◆ **PROMPT 1**
Output the lines of the entries below unchanged, covering the stretch from the line containing "info-icon[interactable] (568, 86, 582, 100)" through the line containing "datacenter-label: Datacenter *".

◆ **DOCUMENT TEXT**
>> start
Number of columns: 9


### The datatype of each column

In [4]:
for col_name, col_value in data.items():
    print(f'{col_name}: {type(col_value[0])}')


Rank: <class 'str'>
Title: <class 'str'>
Foreign %: <class 'str'>
Domestic %: <class 'str'>
Year: <class 'str'>
Genre: <class 'str'>
Director: <class 'str'>
Writer: <class 'str'>
Cast: <class 'str'>


### Preprocessing data

- Convert Percentage Columns: Convert Foreign % and Domestic % to numeric values by removing the '%' symbol and changing the data type to floats. If the value in these columns is '-', it indicates that the foreign gross accounts for 100% of the film's worldwide grosses, and the domestic gross is considered 0%.

- Standardize Year Data Type: Ensure Year is an integer for easy numerical analysis.

- Split Genres: Split the values in Genre into separate columns or lists for better analysis of each genre individually.
>> end
◆ **PROMPT 2**
Return the stretch of the notebook excerpt above from "- Standardize Year" through "each genre individually.", copied word for word.

◆ **PROVIDED RECORDS**
>> start
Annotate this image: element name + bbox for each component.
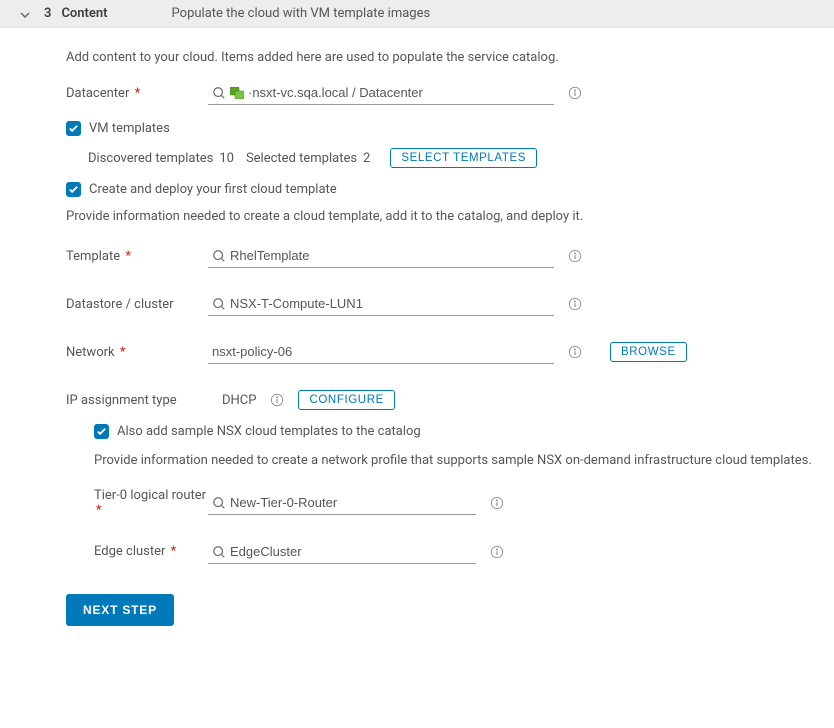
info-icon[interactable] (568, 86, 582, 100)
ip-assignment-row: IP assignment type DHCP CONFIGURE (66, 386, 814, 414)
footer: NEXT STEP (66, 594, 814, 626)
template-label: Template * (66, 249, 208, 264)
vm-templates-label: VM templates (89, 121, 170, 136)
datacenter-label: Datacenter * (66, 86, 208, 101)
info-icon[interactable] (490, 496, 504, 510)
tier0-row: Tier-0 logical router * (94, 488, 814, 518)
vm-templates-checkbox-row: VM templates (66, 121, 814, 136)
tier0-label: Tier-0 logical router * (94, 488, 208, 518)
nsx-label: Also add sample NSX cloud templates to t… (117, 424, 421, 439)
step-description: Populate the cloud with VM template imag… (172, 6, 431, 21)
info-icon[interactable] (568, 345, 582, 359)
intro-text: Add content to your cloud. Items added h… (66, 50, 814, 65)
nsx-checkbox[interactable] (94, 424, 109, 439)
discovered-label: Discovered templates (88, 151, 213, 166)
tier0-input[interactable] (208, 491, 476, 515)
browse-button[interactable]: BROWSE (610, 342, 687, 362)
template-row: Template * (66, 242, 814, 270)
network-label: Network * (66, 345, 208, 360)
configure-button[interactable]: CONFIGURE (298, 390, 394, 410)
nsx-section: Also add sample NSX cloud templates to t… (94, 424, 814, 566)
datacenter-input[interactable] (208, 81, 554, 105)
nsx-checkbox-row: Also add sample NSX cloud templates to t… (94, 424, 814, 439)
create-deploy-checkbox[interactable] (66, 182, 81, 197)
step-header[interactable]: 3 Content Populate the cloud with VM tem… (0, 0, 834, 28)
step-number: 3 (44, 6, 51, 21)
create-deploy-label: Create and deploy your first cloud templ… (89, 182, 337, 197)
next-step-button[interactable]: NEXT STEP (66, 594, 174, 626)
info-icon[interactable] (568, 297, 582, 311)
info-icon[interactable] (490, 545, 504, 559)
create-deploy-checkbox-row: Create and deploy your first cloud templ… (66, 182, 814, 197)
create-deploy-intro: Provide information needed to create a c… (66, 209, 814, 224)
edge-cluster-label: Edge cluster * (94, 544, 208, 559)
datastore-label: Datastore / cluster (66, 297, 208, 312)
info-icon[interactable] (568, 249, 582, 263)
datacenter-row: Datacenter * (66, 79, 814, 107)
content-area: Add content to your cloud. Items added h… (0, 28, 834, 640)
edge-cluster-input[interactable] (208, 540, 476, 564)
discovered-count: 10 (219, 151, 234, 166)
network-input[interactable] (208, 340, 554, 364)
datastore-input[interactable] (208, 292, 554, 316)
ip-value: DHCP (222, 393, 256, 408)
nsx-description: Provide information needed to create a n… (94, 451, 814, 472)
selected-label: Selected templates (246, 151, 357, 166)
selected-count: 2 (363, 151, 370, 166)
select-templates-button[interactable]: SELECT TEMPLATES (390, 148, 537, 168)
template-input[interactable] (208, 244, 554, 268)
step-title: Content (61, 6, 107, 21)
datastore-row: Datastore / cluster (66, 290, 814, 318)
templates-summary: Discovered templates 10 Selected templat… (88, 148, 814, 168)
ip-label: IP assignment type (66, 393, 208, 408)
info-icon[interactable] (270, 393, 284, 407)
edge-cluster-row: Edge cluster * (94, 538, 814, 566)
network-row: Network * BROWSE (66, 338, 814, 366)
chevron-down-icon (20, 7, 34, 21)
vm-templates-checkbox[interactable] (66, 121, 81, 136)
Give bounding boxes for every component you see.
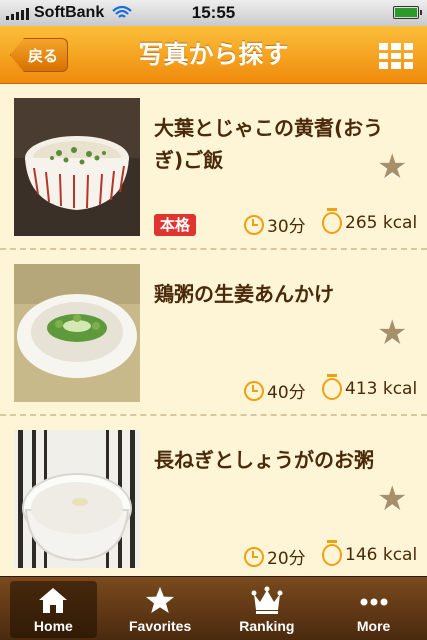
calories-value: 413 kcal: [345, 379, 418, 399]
>> end
◆ **RESPONSE 1**
info-icon[interactable] (568, 86, 582, 100)
ip-assignment-row: IP assignment type DHCP CONFIGURE (66, 386, 814, 414)
footer: NEXT STEP (66, 594, 814, 626)
template-label: Template * (66, 249, 208, 264)
vm-templates-label: VM templates (89, 121, 170, 136)
datacenter-label: Datacenter * (66, 86, 208, 101)

◆ **RESPONSE 2**
- Standardize Year Data Type: Ensure Year is an integer for easy numerical analysis.

- Split Genres: Split the values in Genre into separate columns or lists for better analysis of each genre individually.